* _What is required_: Skip all pictures, then print the remaining material exactly.
— Begin Excerpted records —
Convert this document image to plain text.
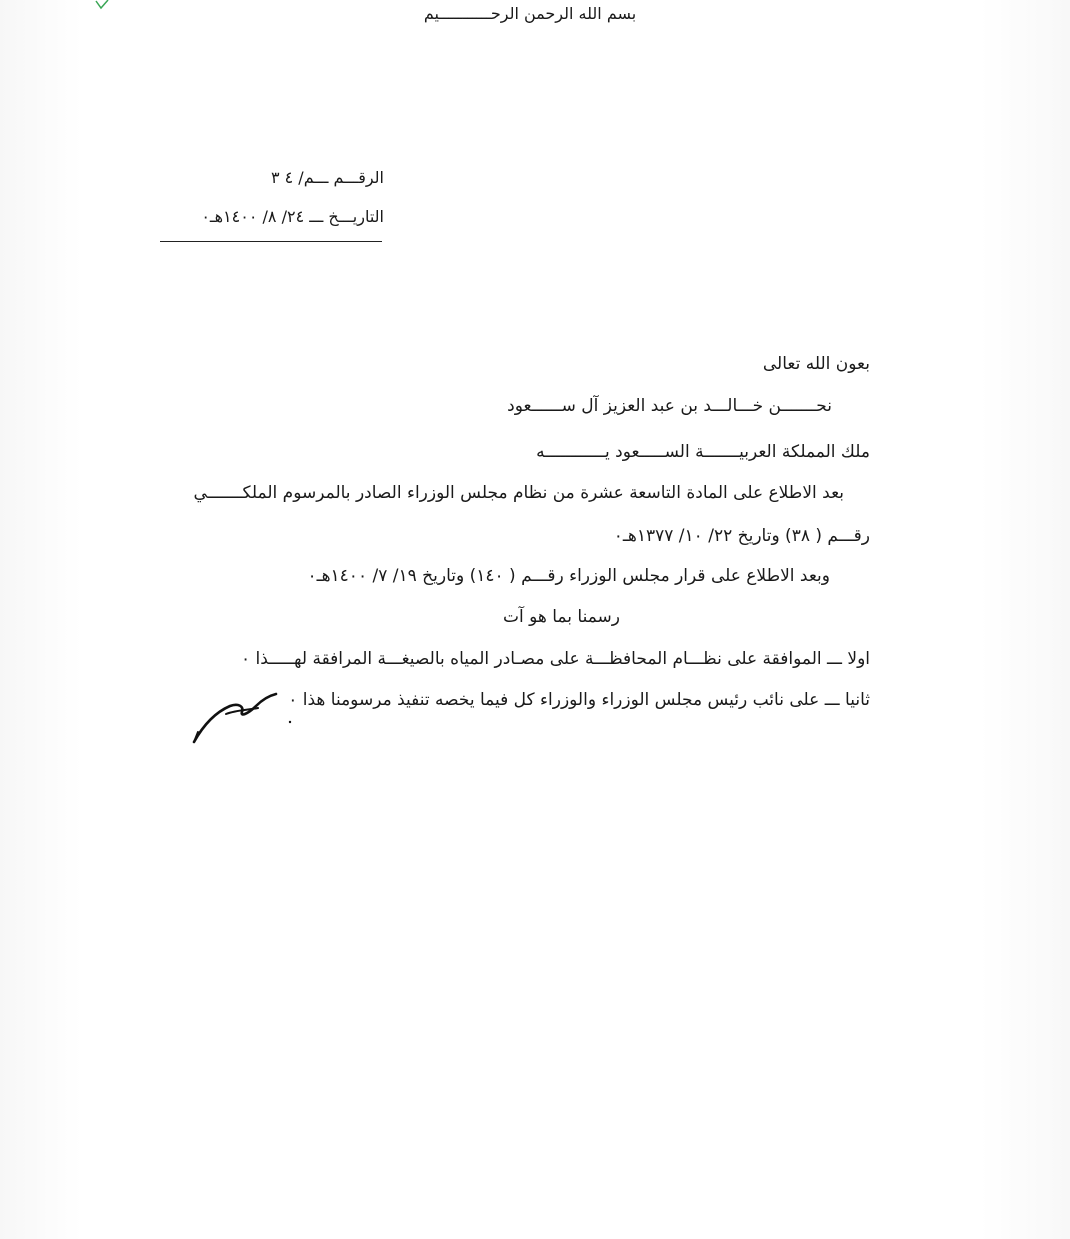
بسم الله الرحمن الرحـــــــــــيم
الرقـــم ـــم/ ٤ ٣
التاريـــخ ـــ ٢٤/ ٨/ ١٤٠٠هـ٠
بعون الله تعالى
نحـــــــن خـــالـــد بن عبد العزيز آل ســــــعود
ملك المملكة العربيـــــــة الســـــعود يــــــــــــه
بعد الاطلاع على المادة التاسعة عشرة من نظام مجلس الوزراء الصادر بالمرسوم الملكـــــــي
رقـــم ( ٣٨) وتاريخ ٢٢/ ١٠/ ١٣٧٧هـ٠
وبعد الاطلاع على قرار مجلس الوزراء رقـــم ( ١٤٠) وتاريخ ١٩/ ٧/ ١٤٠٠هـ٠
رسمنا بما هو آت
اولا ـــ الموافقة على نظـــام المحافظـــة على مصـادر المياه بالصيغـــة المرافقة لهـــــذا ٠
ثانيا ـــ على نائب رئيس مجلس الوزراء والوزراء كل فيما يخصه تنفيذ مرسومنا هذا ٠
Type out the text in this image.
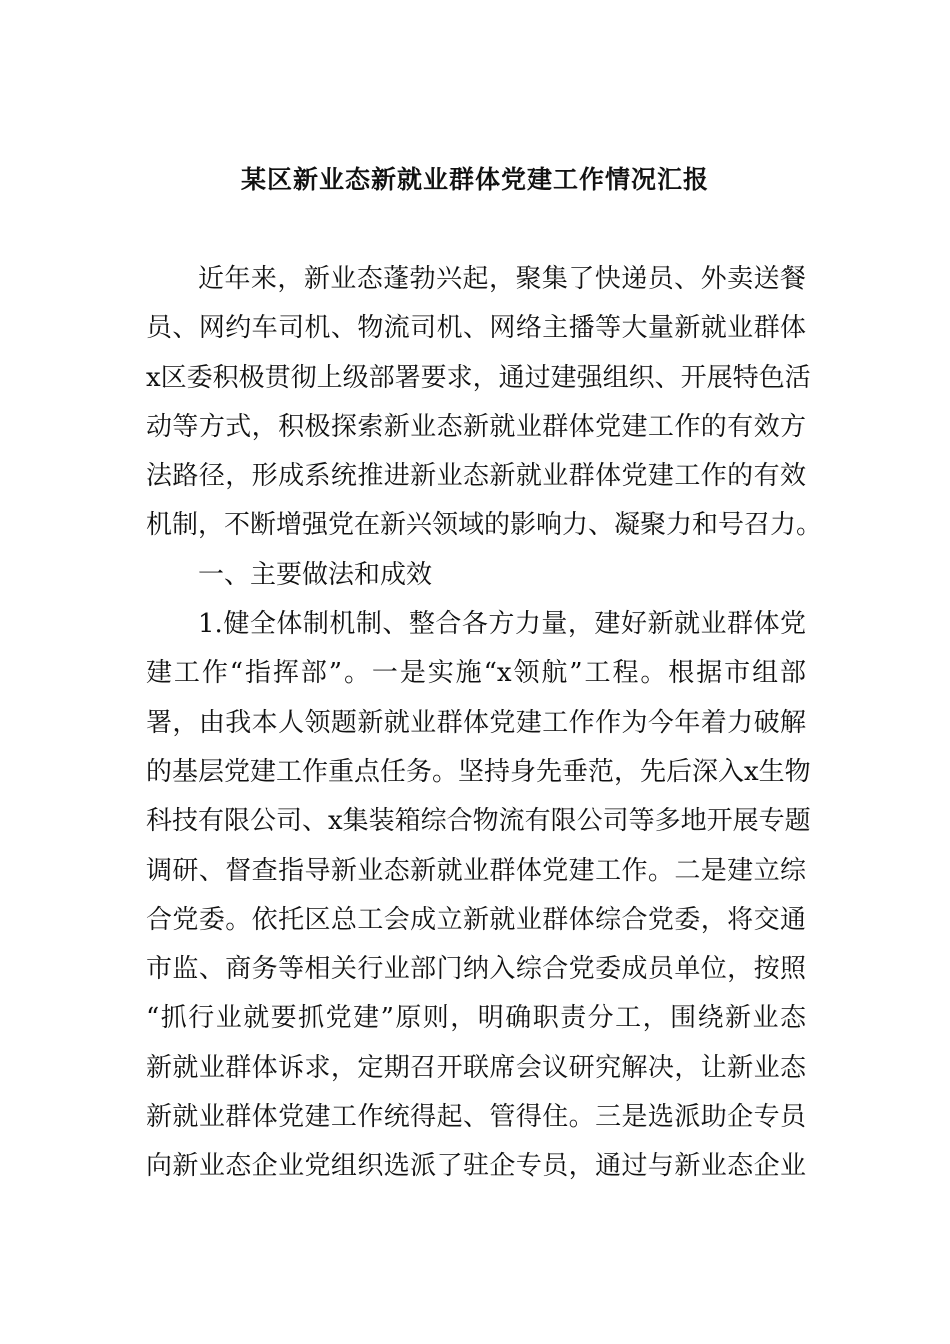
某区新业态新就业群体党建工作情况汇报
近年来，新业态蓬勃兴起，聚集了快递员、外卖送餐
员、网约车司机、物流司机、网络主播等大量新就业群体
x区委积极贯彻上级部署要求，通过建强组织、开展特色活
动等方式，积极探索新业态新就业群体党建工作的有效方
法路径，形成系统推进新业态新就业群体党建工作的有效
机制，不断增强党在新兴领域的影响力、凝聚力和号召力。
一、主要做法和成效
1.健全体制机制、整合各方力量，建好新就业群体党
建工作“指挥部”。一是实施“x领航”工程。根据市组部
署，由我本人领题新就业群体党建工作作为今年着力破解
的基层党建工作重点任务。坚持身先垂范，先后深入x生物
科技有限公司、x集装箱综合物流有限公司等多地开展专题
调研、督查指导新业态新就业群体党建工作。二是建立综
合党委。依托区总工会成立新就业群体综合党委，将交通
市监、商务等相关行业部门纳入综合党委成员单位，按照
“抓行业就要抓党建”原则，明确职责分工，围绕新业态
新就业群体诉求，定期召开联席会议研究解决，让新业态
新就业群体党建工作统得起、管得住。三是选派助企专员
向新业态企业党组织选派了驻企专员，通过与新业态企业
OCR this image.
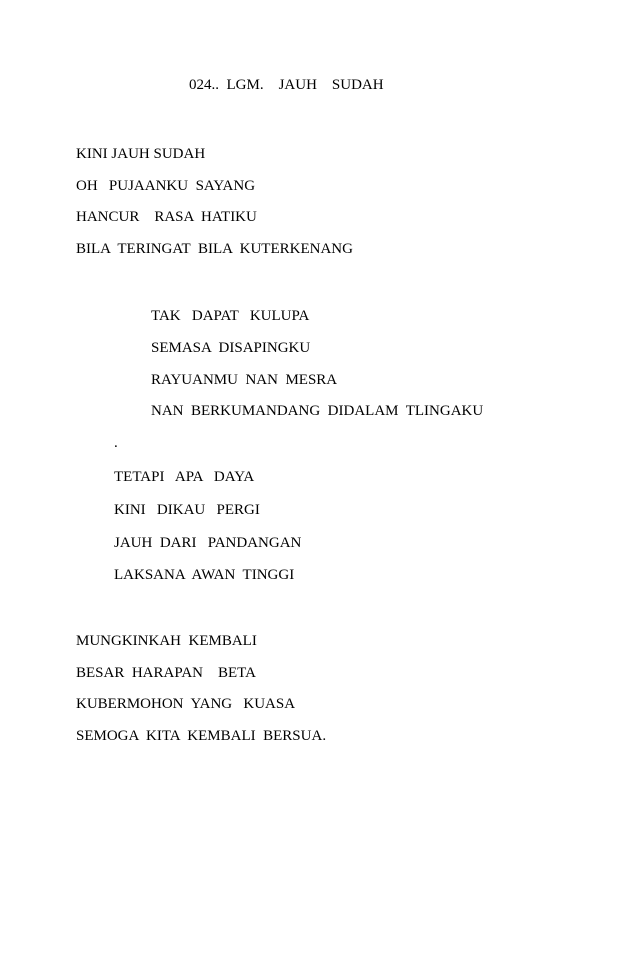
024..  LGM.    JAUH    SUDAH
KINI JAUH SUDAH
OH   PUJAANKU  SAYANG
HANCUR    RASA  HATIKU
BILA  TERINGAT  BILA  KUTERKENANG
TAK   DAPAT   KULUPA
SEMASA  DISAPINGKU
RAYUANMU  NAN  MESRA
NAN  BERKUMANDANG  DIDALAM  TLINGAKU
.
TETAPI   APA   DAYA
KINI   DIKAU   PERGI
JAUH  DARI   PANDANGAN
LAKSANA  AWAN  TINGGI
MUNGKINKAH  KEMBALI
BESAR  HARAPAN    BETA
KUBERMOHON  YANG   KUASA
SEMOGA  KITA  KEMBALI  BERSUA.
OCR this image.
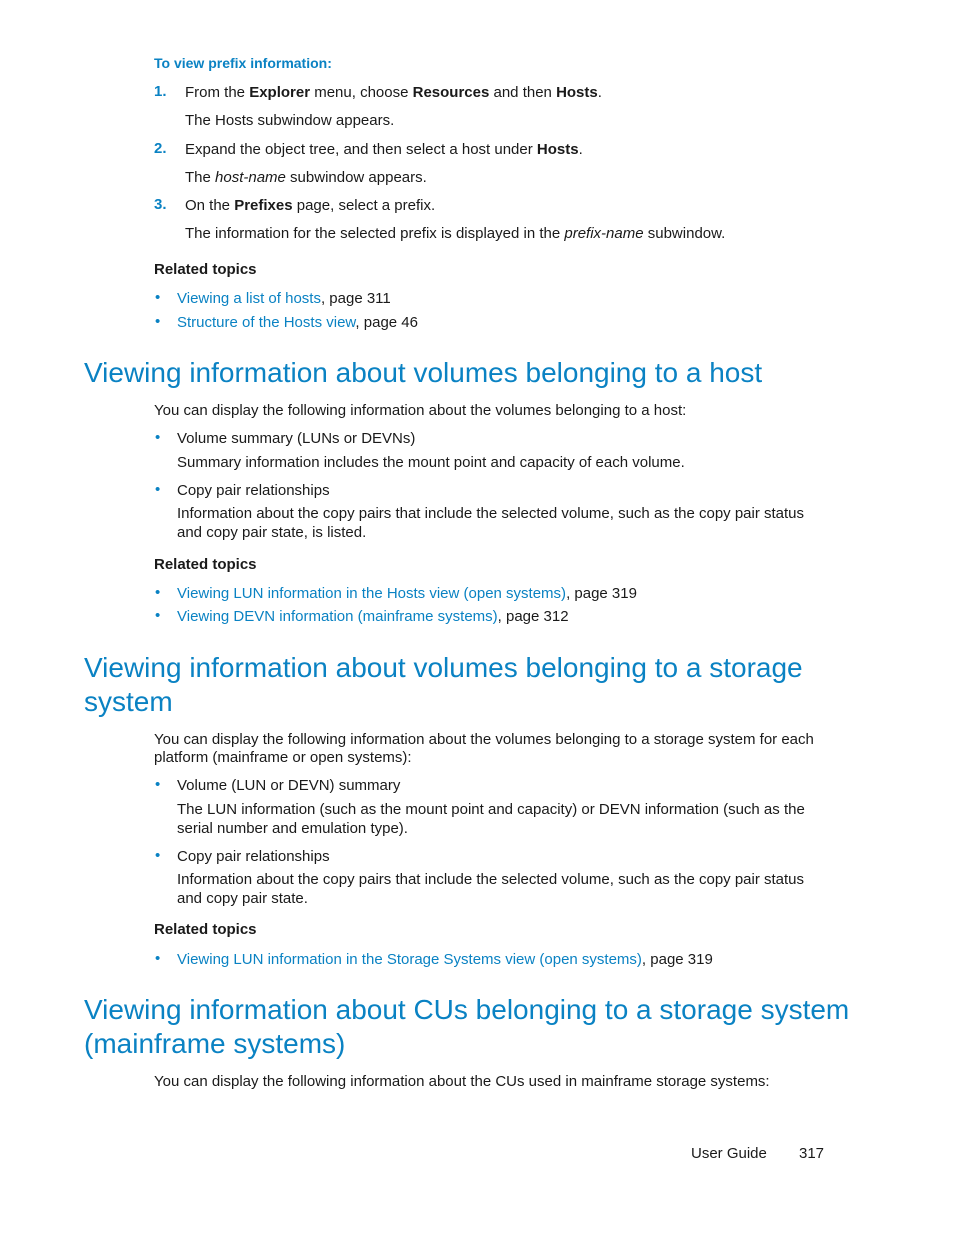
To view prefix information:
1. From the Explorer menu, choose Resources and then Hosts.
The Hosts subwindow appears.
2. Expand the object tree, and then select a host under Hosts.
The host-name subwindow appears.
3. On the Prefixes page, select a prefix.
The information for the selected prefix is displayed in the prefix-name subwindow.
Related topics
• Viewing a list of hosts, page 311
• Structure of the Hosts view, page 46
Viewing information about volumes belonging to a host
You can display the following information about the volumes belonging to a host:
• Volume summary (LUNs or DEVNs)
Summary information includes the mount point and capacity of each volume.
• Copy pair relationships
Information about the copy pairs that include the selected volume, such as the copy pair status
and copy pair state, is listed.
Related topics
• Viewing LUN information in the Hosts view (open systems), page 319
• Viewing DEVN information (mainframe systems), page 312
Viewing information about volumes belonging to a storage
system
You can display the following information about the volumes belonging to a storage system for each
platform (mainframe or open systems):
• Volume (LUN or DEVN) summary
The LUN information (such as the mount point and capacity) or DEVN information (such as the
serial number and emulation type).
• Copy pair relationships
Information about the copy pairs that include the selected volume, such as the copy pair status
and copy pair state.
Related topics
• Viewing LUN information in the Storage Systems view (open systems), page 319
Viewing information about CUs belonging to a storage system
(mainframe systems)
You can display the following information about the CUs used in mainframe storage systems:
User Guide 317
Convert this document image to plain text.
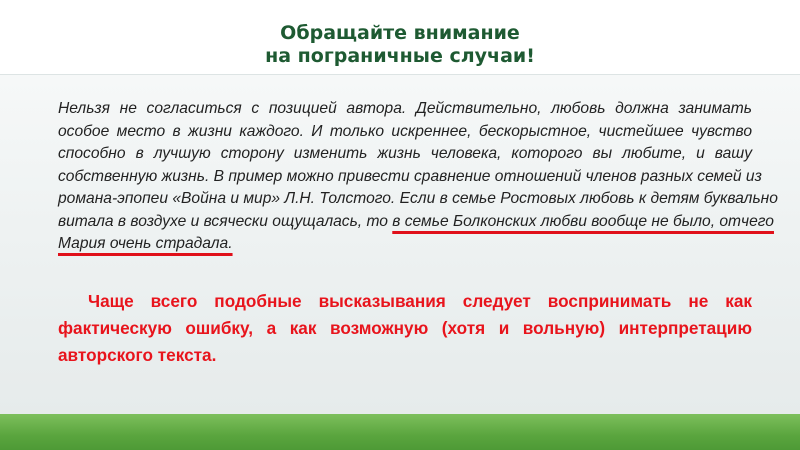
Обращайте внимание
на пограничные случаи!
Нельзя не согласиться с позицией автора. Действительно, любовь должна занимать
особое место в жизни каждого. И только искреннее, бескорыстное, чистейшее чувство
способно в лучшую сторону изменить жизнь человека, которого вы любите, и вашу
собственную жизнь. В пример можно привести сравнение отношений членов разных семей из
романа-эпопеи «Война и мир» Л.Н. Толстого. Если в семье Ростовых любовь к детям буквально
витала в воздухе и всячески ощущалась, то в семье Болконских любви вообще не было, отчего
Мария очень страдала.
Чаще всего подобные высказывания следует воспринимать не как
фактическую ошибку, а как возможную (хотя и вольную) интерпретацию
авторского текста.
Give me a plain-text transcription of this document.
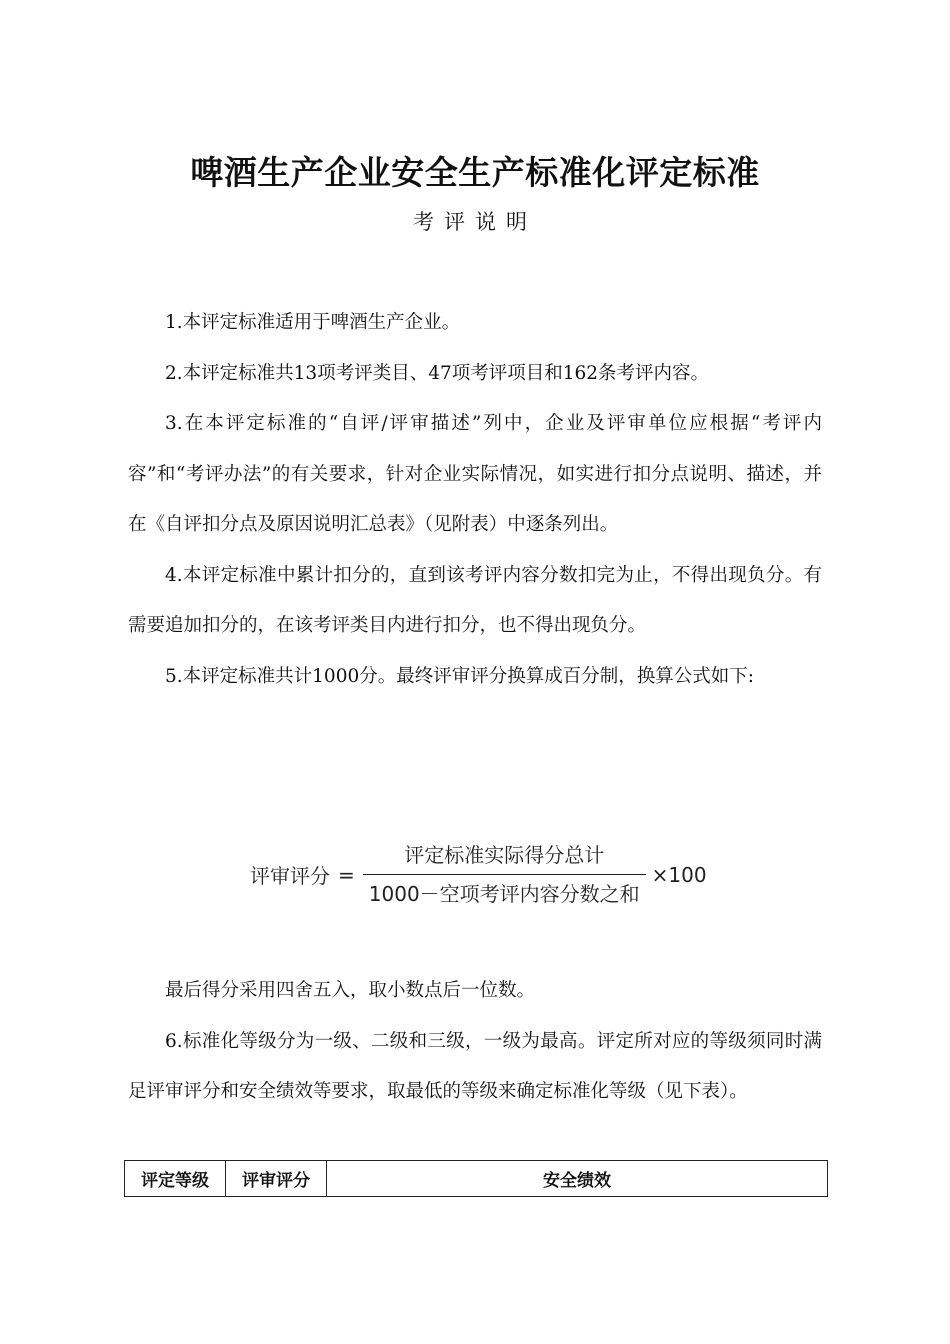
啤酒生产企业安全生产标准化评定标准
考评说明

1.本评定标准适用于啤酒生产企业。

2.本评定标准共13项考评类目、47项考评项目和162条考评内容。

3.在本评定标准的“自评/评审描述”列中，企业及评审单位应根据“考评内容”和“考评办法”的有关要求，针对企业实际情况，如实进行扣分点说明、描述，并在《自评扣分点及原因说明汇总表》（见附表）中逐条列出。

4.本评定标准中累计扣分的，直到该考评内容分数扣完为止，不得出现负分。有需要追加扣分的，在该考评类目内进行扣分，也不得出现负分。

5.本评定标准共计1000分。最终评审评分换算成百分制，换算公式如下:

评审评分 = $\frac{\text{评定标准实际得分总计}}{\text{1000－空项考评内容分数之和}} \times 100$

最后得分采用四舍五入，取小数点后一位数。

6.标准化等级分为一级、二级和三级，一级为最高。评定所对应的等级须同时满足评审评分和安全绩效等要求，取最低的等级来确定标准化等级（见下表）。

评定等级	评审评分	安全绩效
— End Excerpted records —
* _Answer_:
Convert this document image to plain text.
بسم الله الرحمن الرحـــــــــــيم
الرقـــم ـــم/ ٤ ٣
التاريـــخ ـــ ٢٤/ ٨/ ١٤٠٠هـ٠
بعون الله تعالى
نحـــــــن خـــالـــد بن عبد العزيز آل ســــــعود
ملك المملكة العربيـــــــة الســـــعود يــــــــــــه
بعد الاطلاع على المادة التاسعة عشرة من نظام مجلس الوزراء الصادر بالمرسوم الملكـــــــي
رقـــم ( ٣٨) وتاريخ ٢٢/ ١٠/ ١٣٧٧هـ٠
وبعد الاطلاع على قرار مجلس الوزراء رقـــم ( ١٤٠) وتاريخ ١٩/ ٧/ ١٤٠٠هـ٠
رسمنا بما هو آت
اولا ـــ الموافقة على نظـــام المحافظـــة على مصـادر المياه بالصيغـــة المرافقة لهـــــذا ٠
ثانيا ـــ على نائب رئيس مجلس الوزراء والوزراء كل فيما يخصه تنفيذ مرسومنا هذا ٠
Type out the text in this image.
某区新业态新就业群体党建工作情况汇报
近年来，新业态蓬勃兴起，聚集了快递员、外卖送餐
员、网约车司机、物流司机、网络主播等大量新就业群体
x区委积极贯彻上级部署要求，通过建强组织、开展特色活
动等方式，积极探索新业态新就业群体党建工作的有效方
法路径，形成系统推进新业态新就业群体党建工作的有效
机制，不断增强党在新兴领域的影响力、凝聚力和号召力。
一、主要做法和成效
1.健全体制机制、整合各方力量，建好新就业群体党
建工作“指挥部”。一是实施“x领航”工程。根据市组部
署，由我本人领题新就业群体党建工作作为今年着力破解
的基层党建工作重点任务。坚持身先垂范，先后深入x生物
科技有限公司、x集装箱综合物流有限公司等多地开展专题
调研、督查指导新业态新就业群体党建工作。二是建立综
合党委。依托区总工会成立新就业群体综合党委，将交通
市监、商务等相关行业部门纳入综合党委成员单位，按照
“抓行业就要抓党建”原则，明确职责分工，围绕新业态
新就业群体诉求，定期召开联席会议研究解决，让新业态
新就业群体党建工作统得起、管得住。三是选派助企专员
向新业态企业党组织选派了驻企专员，通过与新业态企业
OCR this image.
024..  LGM.    JAUH    SUDAH
KINI JAUH SUDAH
OH   PUJAANKU  SAYANG
HANCUR    RASA  HATIKU
BILA  TERINGAT  BILA  KUTERKENANG
TAK   DAPAT   KULUPA
SEMASA  DISAPINGKU
RAYUANMU  NAN  MESRA
NAN  BERKUMANDANG  DIDALAM  TLINGAKU
.
TETAPI   APA   DAYA
KINI   DIKAU   PERGI
JAUH  DARI   PANDANGAN
LAKSANA  AWAN  TINGGI
MUNGKINKAH  KEMBALI
BESAR  HARAPAN    BETA
KUBERMOHON  YANG   KUASA
SEMOGA  KITA  KEMBALI  BERSUA.
OCR this image.
To view prefix information:
1. From the Explorer menu, choose Resources and then Hosts.
The Hosts subwindow appears.
2. Expand the object tree, and then select a host under Hosts.
The host-name subwindow appears.
3. On the Prefixes page, select a prefix.
The information for the selected prefix is displayed in the prefix-name subwindow.
Related topics
• Viewing a list of hosts, page 311
• Structure of the Hosts view, page 46
Viewing information about volumes belonging to a host
You can display the following information about the volumes belonging to a host:
• Volume summary (LUNs or DEVNs)
Summary information includes the mount point and capacity of each volume.
• Copy pair relationships
Information about the copy pairs that include the selected volume, such as the copy pair status
and copy pair state, is listed.
Related topics
• Viewing LUN information in the Hosts view (open systems), page 319
• Viewing DEVN information (mainframe systems), page 312
Viewing information about volumes belonging to a storage
system
You can display the following information about the volumes belonging to a storage system for each
platform (mainframe or open systems):
• Volume (LUN or DEVN) summary
The LUN information (such as the mount point and capacity) or DEVN information (such as the
serial number and emulation type).
• Copy pair relationships
Information about the copy pairs that include the selected volume, such as the copy pair status
and copy pair state.
Related topics
• Viewing LUN information in the Storage Systems view (open systems), page 319
Viewing information about CUs belonging to a storage system
(mainframe systems)
You can display the following information about the CUs used in mainframe storage systems:
User Guide 317
Convert this document image to plain text.
Обращайте внимание
на пограничные случаи!
Нельзя не согласиться с позицией автора. Действительно, любовь должна занимать
особое место в жизни каждого. И только искреннее, бескорыстное, чистейшее чувство
способно в лучшую сторону изменить жизнь человека, которого вы любите, и вашу
собственную жизнь. В пример можно привести сравнение отношений членов разных семей из
романа-эпопеи «Война и мир» Л.Н. Толстого. Если в семье Ростовых любовь к детям буквально
витала в воздухе и всячески ощущалась, то в семье Болконских любви вообще не было, отчего
Мария очень страдала.
Чаще всего подобные высказывания следует воспринимать не как
фактическую ошибку, а как возможную (хотя и вольную) интерпретацию
авторского текста.
Give me a plain-text transcription of this document.
啤酒生产企业安全生产标准化评定标准
考评说明

1.本评定标准适用于啤酒生产企业。

2.本评定标准共13项考评类目、47项考评项目和162条考评内容。

3.在本评定标准的“自评/评审描述”列中，企业及评审单位应根据“考评内容”和“考评办法”的有关要求，针对企业实际情况，如实进行扣分点说明、描述，并在《自评扣分点及原因说明汇总表》（见附表）中逐条列出。

4.本评定标准中累计扣分的，直到该考评内容分数扣完为止，不得出现负分。有需要追加扣分的，在该考评类目内进行扣分，也不得出现负分。

5.本评定标准共计1000分。最终评审评分换算成百分制，换算公式如下:

评审评分 = $\frac{\text{评定标准实际得分总计}}{\text{1000－空项考评内容分数之和}} \times 100$

最后得分采用四舍五入，取小数点后一位数。

6.标准化等级分为一级、二级和三级，一级为最高。评定所对应的等级须同时满足评审评分和安全绩效等要求，取最低的等级来确定标准化等级（见下表）。

评定等级	评审评分	安全绩效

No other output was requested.